Exercise directions => Could you write out the records below exactly as they appear, leaving out any pictures?

↓↓↓

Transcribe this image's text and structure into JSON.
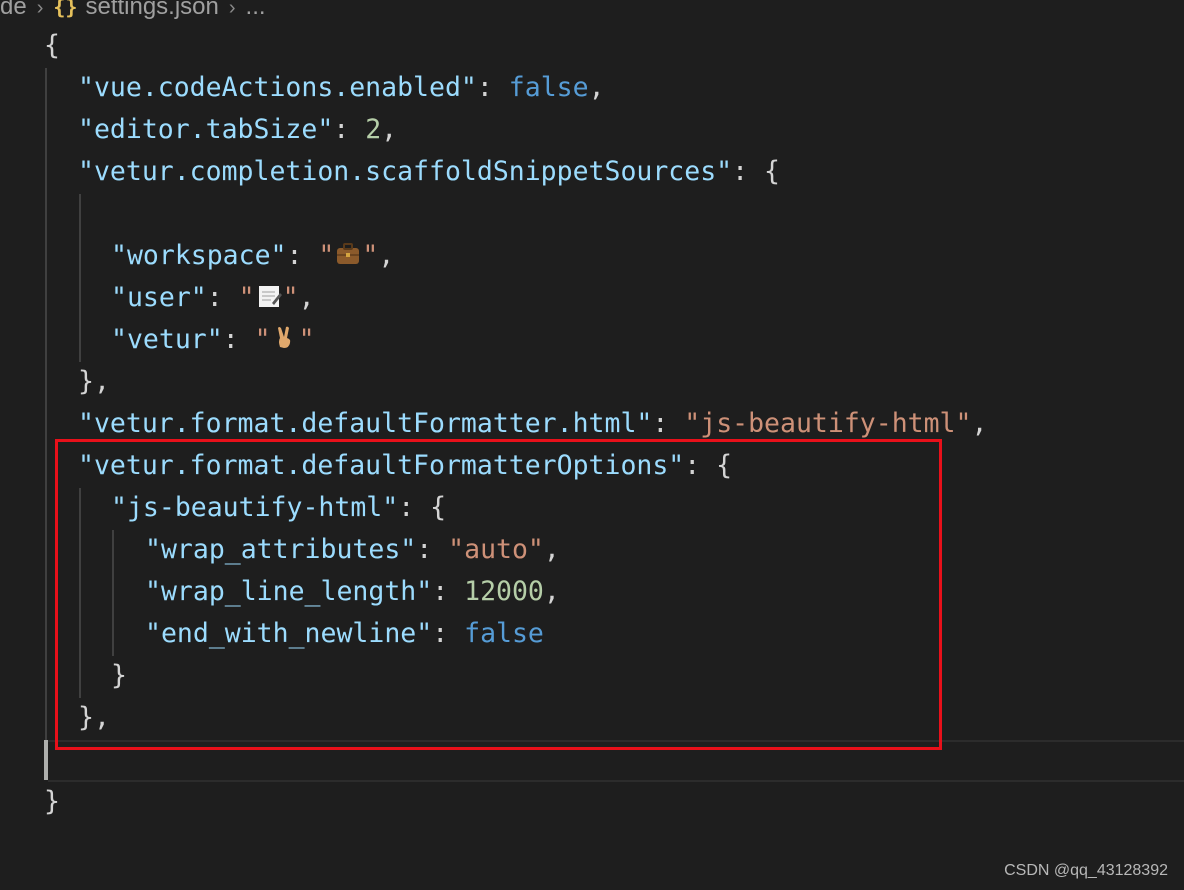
{
  "breadcrumb": {
    "prefix": "de",
    "file": "settings.json",
    "tail": "..."
  },
  "code": {
    "open_brace": "{",
    "close_brace": "}",
    "l1_key": "\"vue.codeActions.enabled\"",
    "l1_val": "false",
    "l2_key": "\"editor.tabSize\"",
    "l2_val": "2",
    "l3_key": "\"vetur.completion.scaffoldSnippetSources\"",
    "l5_key": "\"workspace\"",
    "l6_key": "\"user\"",
    "l7_key": "\"vetur\"",
    "l9_key": "\"vetur.format.defaultFormatter.html\"",
    "l9_val": "\"js-beautify-html\"",
    "l10_key": "\"vetur.format.defaultFormatterOptions\"",
    "l11_key": "\"js-beautify-html\"",
    "l12_key": "\"wrap_attributes\"",
    "l12_val": "\"auto\"",
    "l13_key": "\"wrap_line_length\"",
    "l13_val": "12000",
    "l14_key": "\"end_with_newline\"",
    "l14_val": "false"
  },
  "emoji_icons": [
    "briefcase-icon",
    "memo-icon",
    "victory-hand-icon"
  ],
  "colors": {
    "background": "#1e1e1e",
    "key": "#9cdcfe",
    "string": "#ce9178",
    "number": "#b5cea8",
    "boolean": "#569cd6",
    "highlight_box": "#e8101a"
  },
  "watermark": "CSDN @qq_43128392"
}
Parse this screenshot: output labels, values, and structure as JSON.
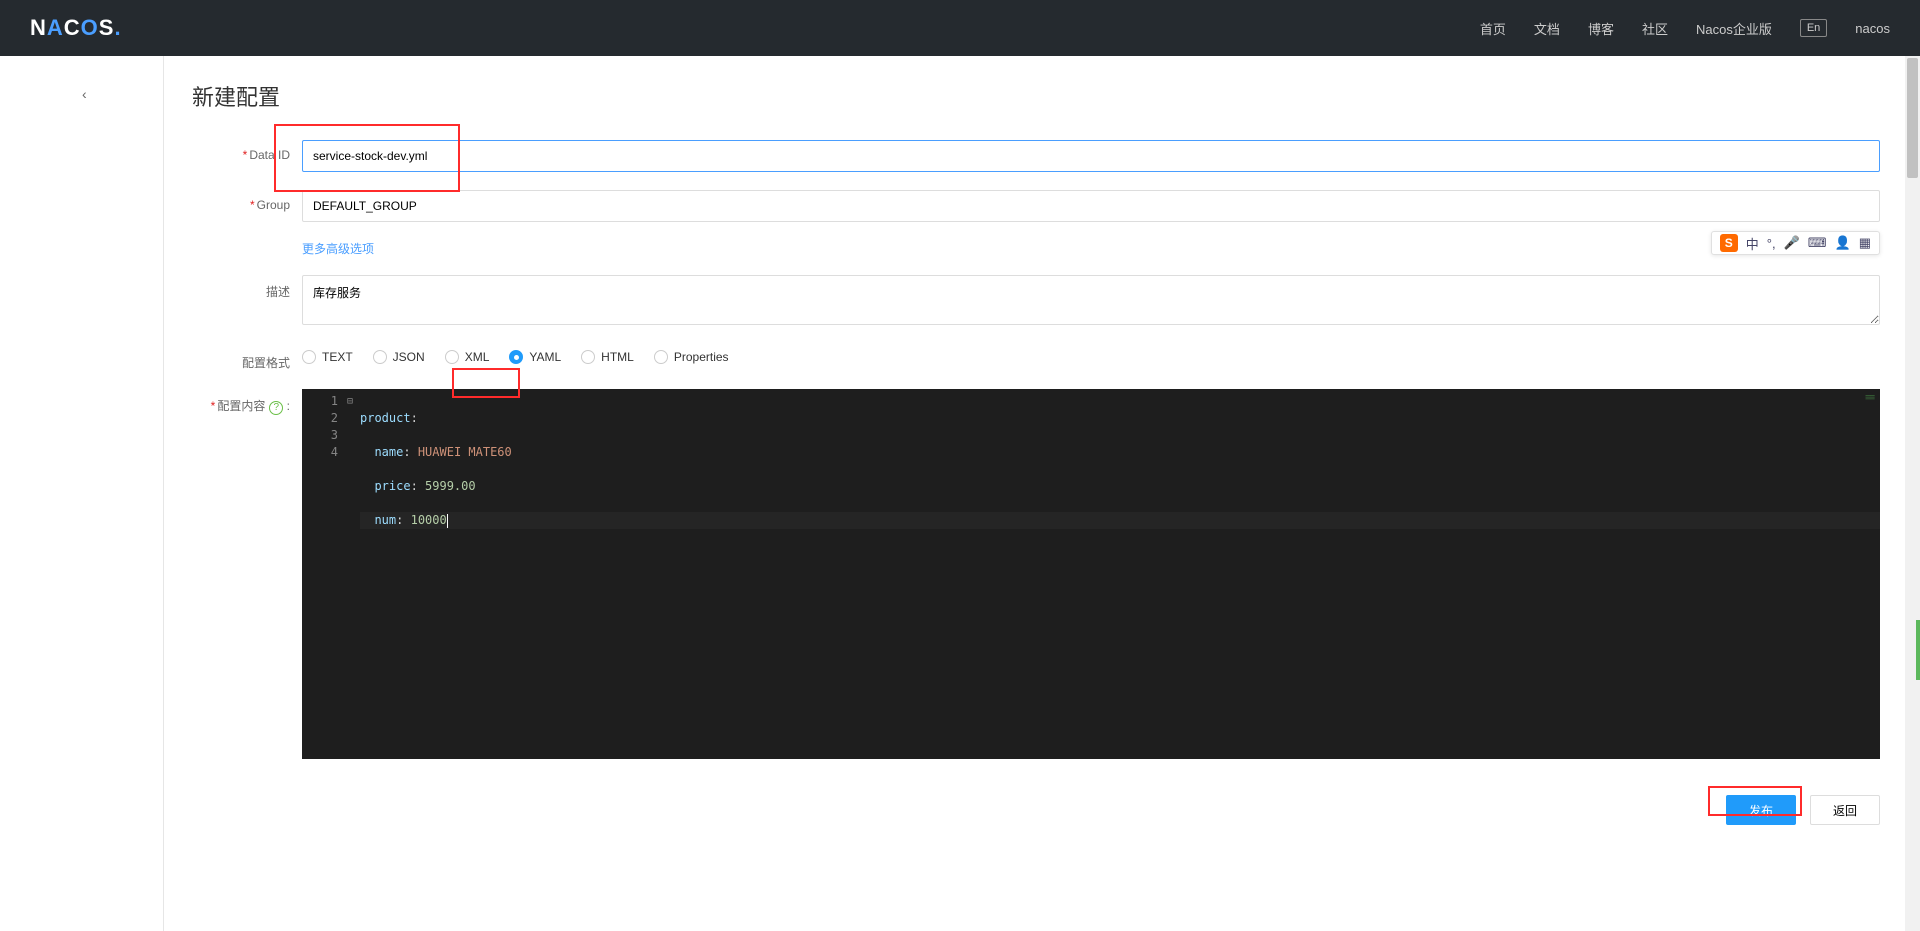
{
  "header": {
    "logo_prefix": "N",
    "logo_a": "A",
    "logo_mid": "C",
    "logo_o": "O",
    "logo_suffix": "S",
    "nav": {
      "home": "首页",
      "docs": "文档",
      "blog": "博客",
      "community": "社区",
      "enterprise": "Nacos企业版",
      "lang": "En",
      "user": "nacos"
    }
  },
  "page": {
    "title": "新建配置"
  },
  "form": {
    "labels": {
      "data_id": "Data ID",
      "group": "Group",
      "more": "更多高级选项",
      "description": "描述",
      "format": "配置格式",
      "content": "配置内容"
    },
    "values": {
      "data_id": "service-stock-dev.yml",
      "group": "DEFAULT_GROUP",
      "description": "库存服务"
    },
    "formats": {
      "text": "TEXT",
      "json": "JSON",
      "xml": "XML",
      "yaml": "YAML",
      "html": "HTML",
      "properties": "Properties"
    }
  },
  "editor": {
    "lines": [
      "1",
      "2",
      "3",
      "4"
    ],
    "code": {
      "l1_key": "product",
      "l2_key": "name",
      "l2_val": " HUAWEI MATE60",
      "l3_key": "price",
      "l3_val": " 5999.00",
      "l4_key": "num",
      "l4_val": " 10000"
    }
  },
  "actions": {
    "publish": "发布",
    "back": "返回"
  },
  "ime": {
    "lang": "中"
  }
}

↑↑↑

In response =>
Transcribe this image's text and structure into JSON.
{
  "breadcrumb": {
    "prefix": "de",
    "file": "settings.json",
    "tail": "..."
  },
  "code": {
    "open_brace": "{",
    "close_brace": "}",
    "l1_key": "\"vue.codeActions.enabled\"",
    "l1_val": "false",
    "l2_key": "\"editor.tabSize\"",
    "l2_val": "2",
    "l3_key": "\"vetur.completion.scaffoldSnippetSources\"",
    "l5_key": "\"workspace\"",
    "l6_key": "\"user\"",
    "l7_key": "\"vetur\"",
    "l9_key": "\"vetur.format.defaultFormatter.html\"",
    "l9_val": "\"js-beautify-html\"",
    "l10_key": "\"vetur.format.defaultFormatterOptions\"",
    "l11_key": "\"js-beautify-html\"",
    "l12_key": "\"wrap_attributes\"",
    "l12_val": "\"auto\"",
    "l13_key": "\"wrap_line_length\"",
    "l13_val": "12000",
    "l14_key": "\"end_with_newline\"",
    "l14_val": "false"
  },
  "emoji_icons": [
    "briefcase-icon",
    "memo-icon",
    "victory-hand-icon"
  ],
  "colors": {
    "background": "#1e1e1e",
    "key": "#9cdcfe",
    "string": "#ce9178",
    "number": "#b5cea8",
    "boolean": "#569cd6",
    "highlight_box": "#e8101a"
  },
  "watermark": "CSDN @qq_43128392"
}
Parse this screenshot: output labels, values, and structure as JSON.
{
  "header": {
    "logo_prefix": "N",
    "logo_a": "A",
    "logo_mid": "C",
    "logo_o": "O",
    "logo_suffix": "S",
    "nav": {
      "home": "首页",
      "docs": "文档",
      "blog": "博客",
      "community": "社区",
      "enterprise": "Nacos企业版",
      "lang": "En",
      "user": "nacos"
    }
  },
  "page": {
    "title": "新建配置"
  },
  "form": {
    "labels": {
      "data_id": "Data ID",
      "group": "Group",
      "more": "更多高级选项",
      "description": "描述",
      "format": "配置格式",
      "content": "配置内容"
    },
    "values": {
      "data_id": "service-stock-dev.yml",
      "group": "DEFAULT_GROUP",
      "description": "库存服务"
    },
    "formats": {
      "text": "TEXT",
      "json": "JSON",
      "xml": "XML",
      "yaml": "YAML",
      "html": "HTML",
      "properties": "Properties"
    }
  },
  "editor": {
    "lines": [
      "1",
      "2",
      "3",
      "4"
    ],
    "code": {
      "l1_key": "product",
      "l2_key": "name",
      "l2_val": " HUAWEI MATE60",
      "l3_key": "price",
      "l3_val": " 5999.00",
      "l4_key": "num",
      "l4_val": " 10000"
    }
  },
  "actions": {
    "publish": "发布",
    "back": "返回"
  },
  "ime": {
    "lang": "中"
  }
}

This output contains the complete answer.